WHAT YOU SHOULD DO -> For the listing below, give the count of lines containing "this", and no other text.

PROVIDED RECORDS ->
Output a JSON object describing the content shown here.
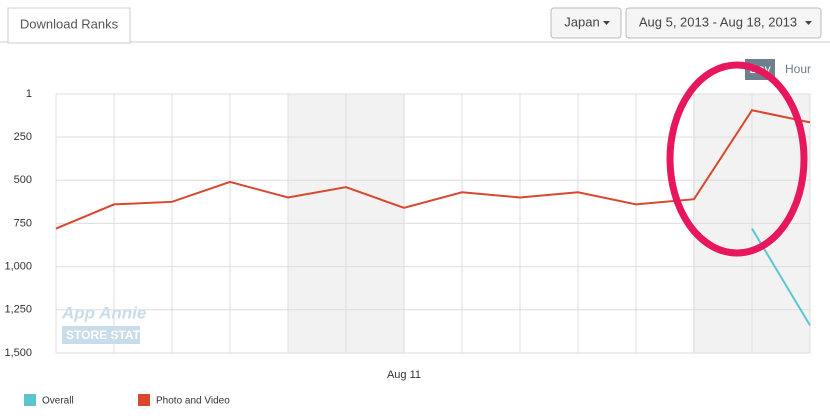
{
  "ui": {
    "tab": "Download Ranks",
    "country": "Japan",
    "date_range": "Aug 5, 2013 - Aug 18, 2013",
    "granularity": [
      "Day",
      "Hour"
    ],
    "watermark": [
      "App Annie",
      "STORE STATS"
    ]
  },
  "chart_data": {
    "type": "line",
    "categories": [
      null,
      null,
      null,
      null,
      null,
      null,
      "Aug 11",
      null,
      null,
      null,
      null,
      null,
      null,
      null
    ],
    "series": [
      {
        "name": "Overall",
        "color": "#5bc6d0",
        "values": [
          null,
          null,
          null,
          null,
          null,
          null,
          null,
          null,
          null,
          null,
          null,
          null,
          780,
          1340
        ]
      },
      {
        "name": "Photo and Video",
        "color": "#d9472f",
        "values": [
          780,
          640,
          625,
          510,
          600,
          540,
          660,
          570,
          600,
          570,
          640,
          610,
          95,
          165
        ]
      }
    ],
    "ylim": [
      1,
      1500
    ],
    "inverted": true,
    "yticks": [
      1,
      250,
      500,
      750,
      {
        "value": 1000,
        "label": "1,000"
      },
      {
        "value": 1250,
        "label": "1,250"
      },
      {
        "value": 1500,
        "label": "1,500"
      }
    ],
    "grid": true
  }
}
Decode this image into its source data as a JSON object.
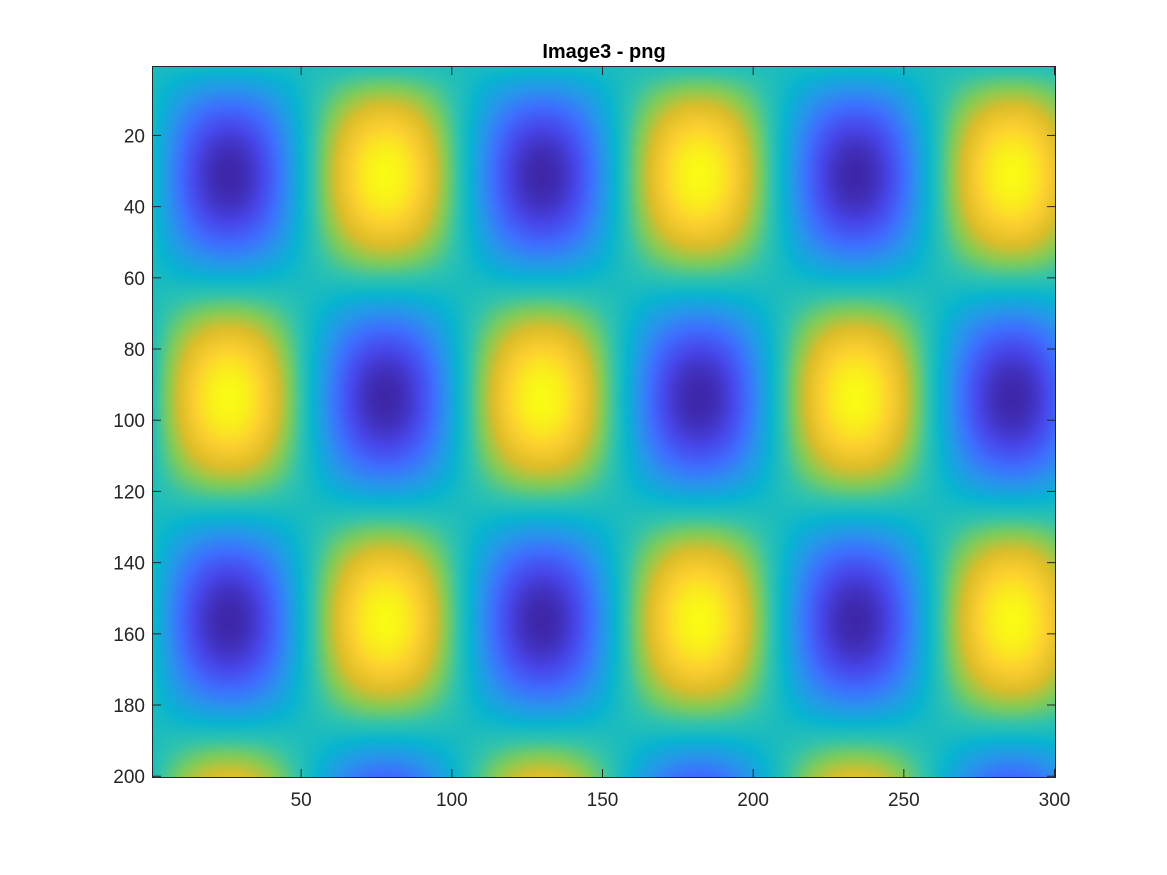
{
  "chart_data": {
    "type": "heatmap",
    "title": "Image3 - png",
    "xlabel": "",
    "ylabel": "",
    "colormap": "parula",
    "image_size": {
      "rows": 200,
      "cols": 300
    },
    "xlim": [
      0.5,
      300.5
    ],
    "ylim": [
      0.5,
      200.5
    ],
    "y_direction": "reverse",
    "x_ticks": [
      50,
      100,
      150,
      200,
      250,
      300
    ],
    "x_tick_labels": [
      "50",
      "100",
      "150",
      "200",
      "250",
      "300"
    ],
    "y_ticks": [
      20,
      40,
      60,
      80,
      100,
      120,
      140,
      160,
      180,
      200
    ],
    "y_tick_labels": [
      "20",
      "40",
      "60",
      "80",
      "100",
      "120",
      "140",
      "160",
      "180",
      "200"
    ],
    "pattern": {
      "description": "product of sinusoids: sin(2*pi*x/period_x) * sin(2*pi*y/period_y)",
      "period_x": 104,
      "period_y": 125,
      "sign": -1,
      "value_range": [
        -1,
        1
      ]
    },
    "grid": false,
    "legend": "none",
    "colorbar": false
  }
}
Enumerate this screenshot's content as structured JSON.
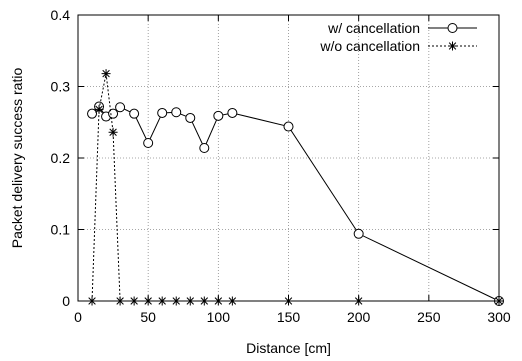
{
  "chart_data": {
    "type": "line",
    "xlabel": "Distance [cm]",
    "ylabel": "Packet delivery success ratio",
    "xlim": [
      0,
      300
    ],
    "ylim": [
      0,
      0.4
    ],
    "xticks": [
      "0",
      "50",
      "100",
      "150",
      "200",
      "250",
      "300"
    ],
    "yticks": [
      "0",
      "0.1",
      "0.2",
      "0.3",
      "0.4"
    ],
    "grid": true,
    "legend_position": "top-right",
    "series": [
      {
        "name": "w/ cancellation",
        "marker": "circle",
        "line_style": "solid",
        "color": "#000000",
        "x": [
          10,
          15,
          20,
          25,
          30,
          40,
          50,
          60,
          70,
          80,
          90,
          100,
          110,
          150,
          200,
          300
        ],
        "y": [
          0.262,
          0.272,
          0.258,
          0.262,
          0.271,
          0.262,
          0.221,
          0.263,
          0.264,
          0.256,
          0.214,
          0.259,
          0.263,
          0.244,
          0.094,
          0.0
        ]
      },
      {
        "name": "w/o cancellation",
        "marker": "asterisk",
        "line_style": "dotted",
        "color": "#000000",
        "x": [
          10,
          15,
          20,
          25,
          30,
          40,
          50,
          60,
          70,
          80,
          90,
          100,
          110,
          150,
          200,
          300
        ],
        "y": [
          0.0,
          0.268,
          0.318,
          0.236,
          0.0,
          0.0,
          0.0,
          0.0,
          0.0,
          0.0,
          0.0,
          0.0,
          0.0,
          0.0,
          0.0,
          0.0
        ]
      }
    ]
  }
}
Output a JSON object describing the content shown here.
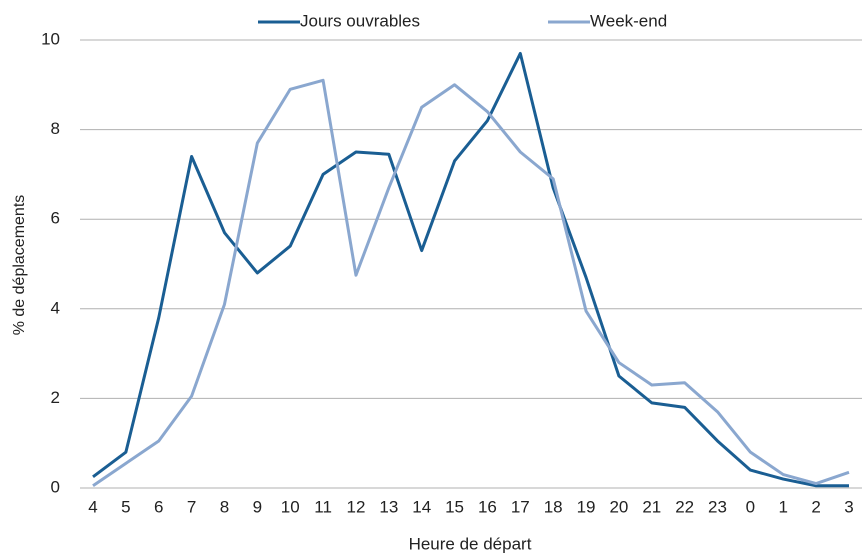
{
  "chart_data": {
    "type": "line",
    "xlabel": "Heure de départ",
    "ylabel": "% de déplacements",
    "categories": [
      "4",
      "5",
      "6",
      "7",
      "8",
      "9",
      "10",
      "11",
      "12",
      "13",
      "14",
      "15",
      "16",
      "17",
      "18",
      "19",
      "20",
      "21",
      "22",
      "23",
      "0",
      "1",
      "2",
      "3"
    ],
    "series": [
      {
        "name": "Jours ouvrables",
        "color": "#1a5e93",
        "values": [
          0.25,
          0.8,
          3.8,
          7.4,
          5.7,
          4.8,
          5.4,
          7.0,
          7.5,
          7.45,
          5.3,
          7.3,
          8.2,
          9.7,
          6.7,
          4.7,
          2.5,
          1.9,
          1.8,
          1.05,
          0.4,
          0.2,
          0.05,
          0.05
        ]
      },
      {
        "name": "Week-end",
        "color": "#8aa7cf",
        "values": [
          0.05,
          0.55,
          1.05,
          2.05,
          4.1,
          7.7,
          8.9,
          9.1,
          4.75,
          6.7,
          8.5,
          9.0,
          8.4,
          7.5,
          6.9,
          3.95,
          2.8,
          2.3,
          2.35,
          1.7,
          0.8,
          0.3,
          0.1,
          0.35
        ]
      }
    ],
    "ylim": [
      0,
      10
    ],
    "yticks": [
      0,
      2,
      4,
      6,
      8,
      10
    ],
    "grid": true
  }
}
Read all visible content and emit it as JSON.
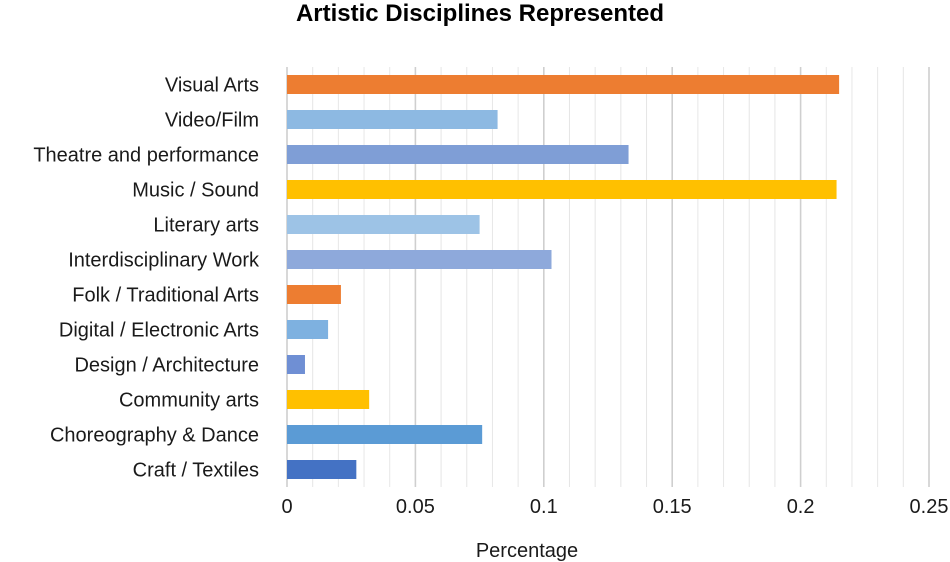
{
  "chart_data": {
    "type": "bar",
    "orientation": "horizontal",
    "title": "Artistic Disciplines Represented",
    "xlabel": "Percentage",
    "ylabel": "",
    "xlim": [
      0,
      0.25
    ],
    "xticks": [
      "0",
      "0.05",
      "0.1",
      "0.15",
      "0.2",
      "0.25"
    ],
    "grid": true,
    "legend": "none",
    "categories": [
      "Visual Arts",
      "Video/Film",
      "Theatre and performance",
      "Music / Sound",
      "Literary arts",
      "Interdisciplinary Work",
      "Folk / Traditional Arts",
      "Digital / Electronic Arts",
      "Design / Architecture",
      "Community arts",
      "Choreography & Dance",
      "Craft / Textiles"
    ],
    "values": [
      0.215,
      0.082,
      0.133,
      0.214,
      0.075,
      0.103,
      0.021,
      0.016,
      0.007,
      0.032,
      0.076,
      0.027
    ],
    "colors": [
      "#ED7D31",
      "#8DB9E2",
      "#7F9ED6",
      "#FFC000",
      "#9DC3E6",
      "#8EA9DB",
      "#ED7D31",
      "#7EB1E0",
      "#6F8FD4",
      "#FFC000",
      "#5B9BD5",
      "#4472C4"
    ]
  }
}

RESPONSE -> 2